>> start Stored data
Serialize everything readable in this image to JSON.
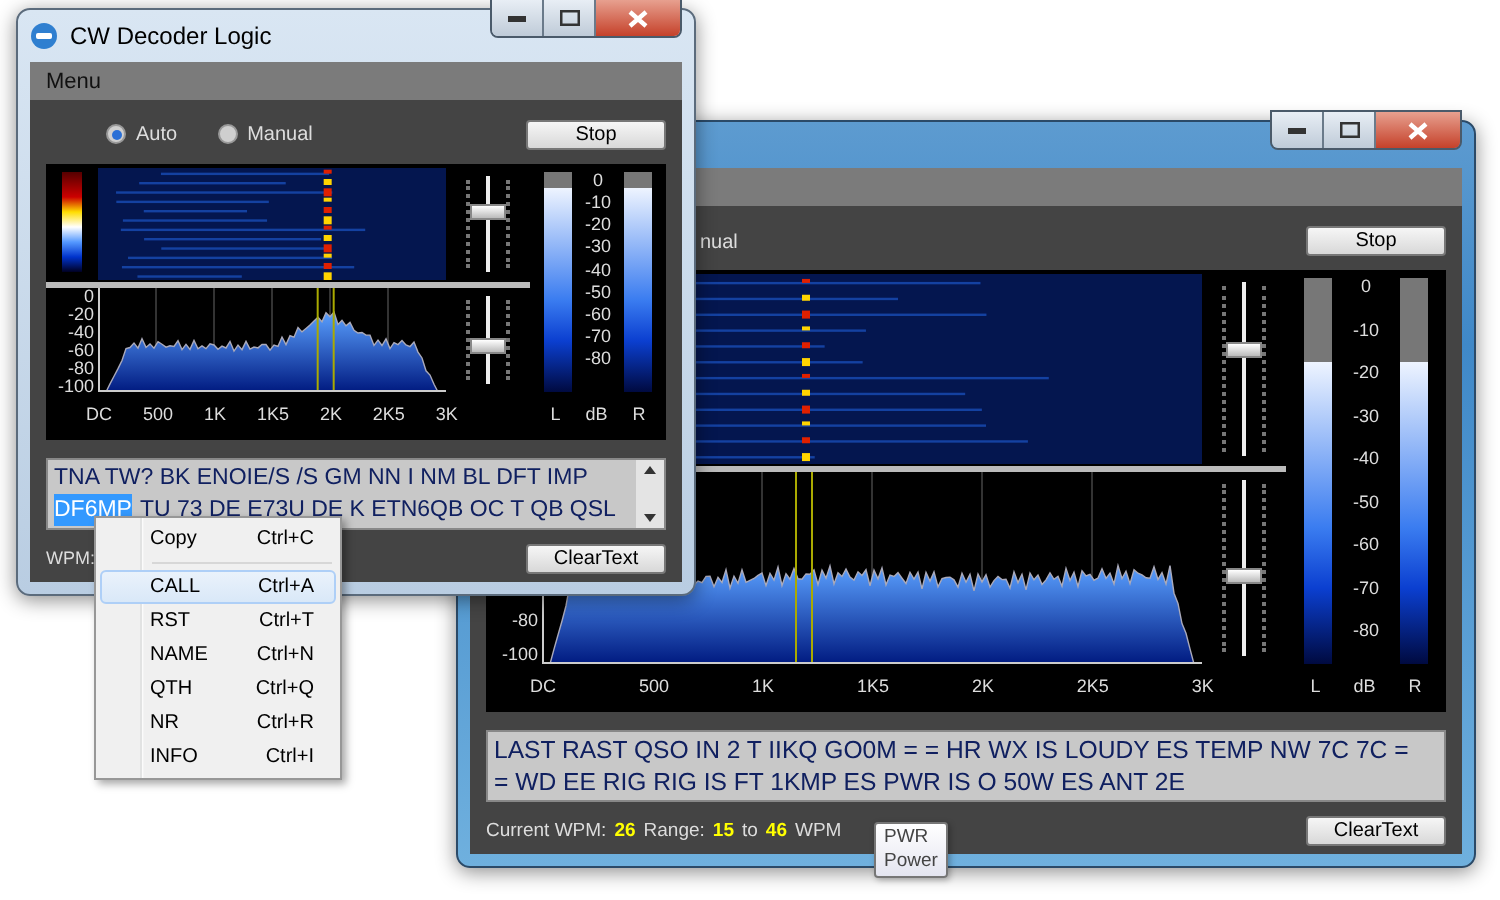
{
  "background_window": {
    "mode_label_fragment": "nual",
    "stop_button": "Stop",
    "sliders": [
      {
        "level": 0.6
      },
      {
        "level": 0.46
      }
    ],
    "spectrum_y_labels": [
      "-80",
      "-100"
    ],
    "x_labels": [
      "DC",
      "500",
      "1K",
      "1K5",
      "2K",
      "2K5",
      "3K"
    ],
    "meters": [
      {
        "label": "L",
        "level": 0.78
      },
      {
        "label": "R",
        "level": 0.78
      }
    ],
    "meter_scale": [
      "0",
      "-10",
      "-20",
      "-30",
      "-40",
      "-50",
      "-60",
      "-70",
      "-80"
    ],
    "scale_label": "dB",
    "decoded_text": {
      "lines": [
        [
          {
            "text": "LAST RAST QSO IN 2 T IIKQ GO0M = = HR WX IS LOUDY ES TEMP NW 7C 7C =",
            "selected": false
          }
        ],
        [
          {
            "text": "= WD EE RIG RIG IS FT 1KMP ES PWR IS O 50W ES ANT 2E",
            "selected": false
          }
        ]
      ]
    },
    "status": [
      {
        "text": "Current WPM:",
        "kind": "label"
      },
      {
        "text": "26",
        "kind": "value"
      },
      {
        "text": "Range:",
        "kind": "label"
      },
      {
        "text": "15",
        "kind": "value"
      },
      {
        "text": "to",
        "kind": "label"
      },
      {
        "text": "46",
        "kind": "value"
      },
      {
        "text": "WPM",
        "kind": "label"
      }
    ],
    "clear_button": "ClearText"
  },
  "decoder_window": {
    "title": "CW Decoder Logic",
    "menu": [
      "Menu"
    ],
    "mode_options": [
      {
        "label": "Auto",
        "selected": true
      },
      {
        "label": "Manual",
        "selected": false
      }
    ],
    "stop_button": "Stop",
    "sliders": [
      {
        "level": 0.6
      },
      {
        "level": 0.45
      }
    ],
    "spectrum_y_labels": [
      "0",
      "-20",
      "-40",
      "-60",
      "-80",
      "-100"
    ],
    "x_labels": [
      "DC",
      "500",
      "1K",
      "1K5",
      "2K",
      "2K5",
      "3K"
    ],
    "meters": [
      {
        "label": "L",
        "level": 0.93
      },
      {
        "label": "R",
        "level": 0.93
      }
    ],
    "meter_scale": [
      "0",
      "-10",
      "-20",
      "-30",
      "-40",
      "-50",
      "-60",
      "-70",
      "-80"
    ],
    "scale_label": "dB",
    "decoded_text": {
      "lines": [
        [
          {
            "text": "TNA TW? BK ENOIE/S /S GM NN I NM BL DFT IMP",
            "selected": false
          }
        ],
        [
          {
            "text": "DF6MP",
            "selected": true
          },
          {
            "text": "TU 73 DE E73U DE K ETN6QB OC T QB QSL",
            "selected": false
          }
        ]
      ]
    },
    "status": [
      {
        "text": "WPM:",
        "kind": "label"
      }
    ],
    "clear_button": "ClearText"
  },
  "context_menu": {
    "items": [
      {
        "kind": "item",
        "label": "Copy",
        "shortcut": "Ctrl+C",
        "selected": false
      },
      {
        "kind": "separator"
      },
      {
        "kind": "item",
        "label": "CALL",
        "shortcut": "Ctrl+A",
        "selected": true
      },
      {
        "kind": "item",
        "label": "RST",
        "shortcut": "Ctrl+T",
        "selected": false
      },
      {
        "kind": "item",
        "label": "NAME",
        "shortcut": "Ctrl+N",
        "selected": false
      },
      {
        "kind": "item",
        "label": "QTH",
        "shortcut": "Ctrl+Q",
        "selected": false
      },
      {
        "kind": "item",
        "label": "NR",
        "shortcut": "Ctrl+R",
        "selected": false
      },
      {
        "kind": "item",
        "label": "INFO",
        "shortcut": "Ctrl+I",
        "selected": false
      }
    ]
  },
  "tooltip": {
    "title": "PWR",
    "text": "Power"
  }
}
>> end Stored data
Copy out each record shown above without alteration, skipping any picture.

§ Expected answer
Serialize everything readable in this image to JSON.
{
  "background_window": {
    "mode_label_fragment": "nual",
    "stop_button": "Stop",
    "sliders": [
      {
        "level": 0.6
      },
      {
        "level": 0.46
      }
    ],
    "spectrum_y_labels": [
      "-80",
      "-100"
    ],
    "x_labels": [
      "DC",
      "500",
      "1K",
      "1K5",
      "2K",
      "2K5",
      "3K"
    ],
    "meters": [
      {
        "label": "L",
        "level": 0.78
      },
      {
        "label": "R",
        "level": 0.78
      }
    ],
    "meter_scale": [
      "0",
      "-10",
      "-20",
      "-30",
      "-40",
      "-50",
      "-60",
      "-70",
      "-80"
    ],
    "scale_label": "dB",
    "decoded_text": {
      "lines": [
        [
          {
            "text": "LAST RAST QSO IN 2 T IIKQ GO0M = = HR WX IS LOUDY ES TEMP NW 7C 7C =",
            "selected": false
          }
        ],
        [
          {
            "text": "= WD EE RIG RIG IS FT 1KMP ES PWR IS O 50W ES ANT 2E",
            "selected": false
          }
        ]
      ]
    },
    "status": [
      {
        "text": "Current WPM:",
        "kind": "label"
      },
      {
        "text": "26",
        "kind": "value"
      },
      {
        "text": "Range:",
        "kind": "label"
      },
      {
        "text": "15",
        "kind": "value"
      },
      {
        "text": "to",
        "kind": "label"
      },
      {
        "text": "46",
        "kind": "value"
      },
      {
        "text": "WPM",
        "kind": "label"
      }
    ],
    "clear_button": "ClearText"
  },
  "decoder_window": {
    "title": "CW Decoder Logic",
    "menu": [
      "Menu"
    ],
    "mode_options": [
      {
        "label": "Auto",
        "selected": true
      },
      {
        "label": "Manual",
        "selected": false
      }
    ],
    "stop_button": "Stop",
    "sliders": [
      {
        "level": 0.6
      },
      {
        "level": 0.45
      }
    ],
    "spectrum_y_labels": [
      "0",
      "-20",
      "-40",
      "-60",
      "-80",
      "-100"
    ],
    "x_labels": [
      "DC",
      "500",
      "1K",
      "1K5",
      "2K",
      "2K5",
      "3K"
    ],
    "meters": [
      {
        "label": "L",
        "level": 0.93
      },
      {
        "label": "R",
        "level": 0.93
      }
    ],
    "meter_scale": [
      "0",
      "-10",
      "-20",
      "-30",
      "-40",
      "-50",
      "-60",
      "-70",
      "-80"
    ],
    "scale_label": "dB",
    "decoded_text": {
      "lines": [
        [
          {
            "text": "TNA TW? BK ENOIE/S /S GM NN I NM BL DFT IMP",
            "selected": false
          }
        ],
        [
          {
            "text": "DF6MP",
            "selected": true
          },
          {
            "text": "TU 73 DE E73U DE K ETN6QB OC T QB QSL",
            "selected": false
          }
        ]
      ]
    },
    "status": [
      {
        "text": "WPM:",
        "kind": "label"
      }
    ],
    "clear_button": "ClearText"
  },
  "context_menu": {
    "items": [
      {
        "kind": "item",
        "label": "Copy",
        "shortcut": "Ctrl+C",
        "selected": false
      },
      {
        "kind": "separator"
      },
      {
        "kind": "item",
        "label": "CALL",
        "shortcut": "Ctrl+A",
        "selected": true
      },
      {
        "kind": "item",
        "label": "RST",
        "shortcut": "Ctrl+T",
        "selected": false
      },
      {
        "kind": "item",
        "label": "NAME",
        "shortcut": "Ctrl+N",
        "selected": false
      },
      {
        "kind": "item",
        "label": "QTH",
        "shortcut": "Ctrl+Q",
        "selected": false
      },
      {
        "kind": "item",
        "label": "NR",
        "shortcut": "Ctrl+R",
        "selected": false
      },
      {
        "kind": "item",
        "label": "INFO",
        "shortcut": "Ctrl+I",
        "selected": false
      }
    ]
  },
  "tooltip": {
    "title": "PWR",
    "text": "Power"
  }
}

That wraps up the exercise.